**Exercise requirements**
[a] What are all the section headings in the Harbor Island text?
[b] Could you restate the Harbor Island text from "In November 2018, the" to "National Wildlife Federation.", swapping "seven" for "several"?

**Exercise text**
========================================================================

The island was uninhabited and used primarily as hunting grounds until the 1930s, when US 21 was constructed to connect Saint Helena Island with Hunting Island. Development on Harbor Island remained scarce until The Fripp Company, developers of Fripp Island, purchased most of the land on the island and developed a gated residential and resort community. Small-scale commercial development exists along US 21.

In November 2018, the South Carolina Environmental Law Project filed a lawsuit on behalf of the Harbor Island Owners Association, asking the Beaufort County Circuit Court to order the state to remove seven houses that, through rapid erosion, had ended up in the water on the beach below the mean high water mark. The state was released from the action in 2018, leaving the homeowners and the association as parties to the suit.

The original Harbor River Bridge, a swing-span bridge built in 1939, was narrow and structurally deficient and was replaced with a modern fixed-span bridge to ensure safer and reliable access. The new bridge opened to traffic on April 25, 2021.

==Nature==
Harbor Island is a certified Community Wildlife Habitat by the National Wildlife Federation.

===Birds===
Harbor Island is part of the Beaufort Barrier Islands Important Bird Area.

===Sea Turtles===
Harbor Island has a Sea Turtle Nest Protection Program permitted by the South Carolina Department of Natural Resources and run by volunteers.

========================================================================

**Listed records**
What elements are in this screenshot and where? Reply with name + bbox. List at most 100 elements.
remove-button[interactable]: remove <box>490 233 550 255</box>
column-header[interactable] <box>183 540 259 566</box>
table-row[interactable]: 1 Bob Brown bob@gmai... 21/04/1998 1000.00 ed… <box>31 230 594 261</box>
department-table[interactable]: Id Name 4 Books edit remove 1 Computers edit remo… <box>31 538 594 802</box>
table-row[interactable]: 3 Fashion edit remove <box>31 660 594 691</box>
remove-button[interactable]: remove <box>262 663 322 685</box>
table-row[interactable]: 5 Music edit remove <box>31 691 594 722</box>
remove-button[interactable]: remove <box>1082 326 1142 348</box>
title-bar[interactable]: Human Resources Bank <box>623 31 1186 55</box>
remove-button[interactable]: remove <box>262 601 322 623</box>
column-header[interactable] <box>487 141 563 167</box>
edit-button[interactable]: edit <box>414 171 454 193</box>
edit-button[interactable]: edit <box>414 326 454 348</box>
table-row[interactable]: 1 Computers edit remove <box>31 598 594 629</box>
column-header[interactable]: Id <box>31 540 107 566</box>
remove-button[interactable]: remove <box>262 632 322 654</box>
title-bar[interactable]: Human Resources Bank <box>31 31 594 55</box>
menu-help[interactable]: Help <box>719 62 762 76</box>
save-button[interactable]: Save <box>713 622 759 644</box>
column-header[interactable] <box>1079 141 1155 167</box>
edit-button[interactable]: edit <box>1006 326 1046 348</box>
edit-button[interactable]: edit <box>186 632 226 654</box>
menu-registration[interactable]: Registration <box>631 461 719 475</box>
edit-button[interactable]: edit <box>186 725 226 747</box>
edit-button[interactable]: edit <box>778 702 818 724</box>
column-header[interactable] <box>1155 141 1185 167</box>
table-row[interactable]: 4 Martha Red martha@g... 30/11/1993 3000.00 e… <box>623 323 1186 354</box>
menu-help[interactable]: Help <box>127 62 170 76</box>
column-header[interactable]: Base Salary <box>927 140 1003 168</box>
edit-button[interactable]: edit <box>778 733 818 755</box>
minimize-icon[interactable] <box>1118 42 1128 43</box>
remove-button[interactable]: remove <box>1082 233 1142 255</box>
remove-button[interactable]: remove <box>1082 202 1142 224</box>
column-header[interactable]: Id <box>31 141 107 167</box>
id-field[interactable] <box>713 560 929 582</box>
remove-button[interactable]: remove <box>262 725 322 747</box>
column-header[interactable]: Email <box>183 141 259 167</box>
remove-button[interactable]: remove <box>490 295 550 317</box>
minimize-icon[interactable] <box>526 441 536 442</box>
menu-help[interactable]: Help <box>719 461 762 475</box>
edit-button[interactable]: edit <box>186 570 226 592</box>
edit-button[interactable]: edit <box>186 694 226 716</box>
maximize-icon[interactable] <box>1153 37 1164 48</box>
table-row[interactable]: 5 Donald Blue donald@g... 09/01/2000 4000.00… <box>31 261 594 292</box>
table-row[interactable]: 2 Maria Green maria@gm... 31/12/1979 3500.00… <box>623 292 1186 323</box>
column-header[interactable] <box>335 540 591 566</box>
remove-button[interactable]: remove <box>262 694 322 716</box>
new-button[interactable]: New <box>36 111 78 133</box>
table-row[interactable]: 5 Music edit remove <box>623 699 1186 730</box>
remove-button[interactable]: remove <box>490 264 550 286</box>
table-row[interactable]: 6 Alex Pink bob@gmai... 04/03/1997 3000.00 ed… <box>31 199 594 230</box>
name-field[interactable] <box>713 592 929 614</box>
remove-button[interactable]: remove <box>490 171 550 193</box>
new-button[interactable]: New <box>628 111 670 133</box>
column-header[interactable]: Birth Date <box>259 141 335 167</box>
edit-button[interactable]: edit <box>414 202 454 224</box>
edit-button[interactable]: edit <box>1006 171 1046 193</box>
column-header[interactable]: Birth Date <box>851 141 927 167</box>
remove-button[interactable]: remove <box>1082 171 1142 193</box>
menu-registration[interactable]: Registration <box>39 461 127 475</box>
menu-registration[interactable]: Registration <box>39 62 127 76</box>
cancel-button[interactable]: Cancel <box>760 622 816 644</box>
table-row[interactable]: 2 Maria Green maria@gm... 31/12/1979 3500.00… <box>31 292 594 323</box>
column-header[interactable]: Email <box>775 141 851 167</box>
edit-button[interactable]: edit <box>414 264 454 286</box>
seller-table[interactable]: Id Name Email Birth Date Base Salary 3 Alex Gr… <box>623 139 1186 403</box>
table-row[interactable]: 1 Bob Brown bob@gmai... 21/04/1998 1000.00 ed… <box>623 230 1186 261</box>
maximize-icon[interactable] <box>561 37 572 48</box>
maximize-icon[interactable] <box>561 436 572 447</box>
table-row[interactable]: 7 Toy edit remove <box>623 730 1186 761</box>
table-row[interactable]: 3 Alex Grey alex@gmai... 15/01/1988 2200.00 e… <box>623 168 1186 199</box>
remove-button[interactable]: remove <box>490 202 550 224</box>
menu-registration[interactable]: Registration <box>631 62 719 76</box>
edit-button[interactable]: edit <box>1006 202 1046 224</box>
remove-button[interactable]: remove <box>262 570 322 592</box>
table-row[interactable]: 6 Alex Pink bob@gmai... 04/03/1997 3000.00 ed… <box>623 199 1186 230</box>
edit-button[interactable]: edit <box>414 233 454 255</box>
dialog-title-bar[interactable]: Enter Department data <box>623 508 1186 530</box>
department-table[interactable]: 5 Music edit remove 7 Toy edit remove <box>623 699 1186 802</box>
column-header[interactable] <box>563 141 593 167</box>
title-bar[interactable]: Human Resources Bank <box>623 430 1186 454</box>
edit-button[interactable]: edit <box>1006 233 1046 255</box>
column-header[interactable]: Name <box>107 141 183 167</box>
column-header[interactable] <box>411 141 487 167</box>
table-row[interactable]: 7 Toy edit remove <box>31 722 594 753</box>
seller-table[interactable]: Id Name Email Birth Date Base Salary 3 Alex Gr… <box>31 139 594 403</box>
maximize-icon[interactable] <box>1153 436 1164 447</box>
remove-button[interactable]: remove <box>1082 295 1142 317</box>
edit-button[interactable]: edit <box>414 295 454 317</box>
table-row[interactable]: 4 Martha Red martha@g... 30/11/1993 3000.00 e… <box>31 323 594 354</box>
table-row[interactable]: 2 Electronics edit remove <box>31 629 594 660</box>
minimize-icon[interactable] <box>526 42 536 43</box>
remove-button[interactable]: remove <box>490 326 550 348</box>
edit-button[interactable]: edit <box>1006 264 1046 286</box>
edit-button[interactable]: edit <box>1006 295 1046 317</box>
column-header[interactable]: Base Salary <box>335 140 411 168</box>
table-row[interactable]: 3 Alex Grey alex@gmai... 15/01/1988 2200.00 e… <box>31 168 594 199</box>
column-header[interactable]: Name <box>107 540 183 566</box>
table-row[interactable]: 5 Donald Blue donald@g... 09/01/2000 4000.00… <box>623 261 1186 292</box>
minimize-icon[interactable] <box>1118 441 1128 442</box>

========================================================================

**List of answers**
[a]
Nature
Birds
Sea Turtles

[b]
In November 2018, the South Carolina Environmental Law Project filed a lawsuit on behalf of the Harbor Island Owners Association, asking the Beaufort County Circuit Court to order the state to remove several houses that, through rapid erosion, had ended up in the water on the beach below the mean high water mark. The state was released from the action in 2018, leaving the homeowners and the association as parties to the suit.

The original Harbor River Bridge, a swing-span bridge built in 1939, was narrow and structurally deficient and was replaced with a modern fixed-span bridge to ensure safer and reliable access. The new bridge opened to traffic on April 25, 2021.

==Nature==
Harbor Island is a certified Community Wildlife Habitat by the National Wildlife Federation.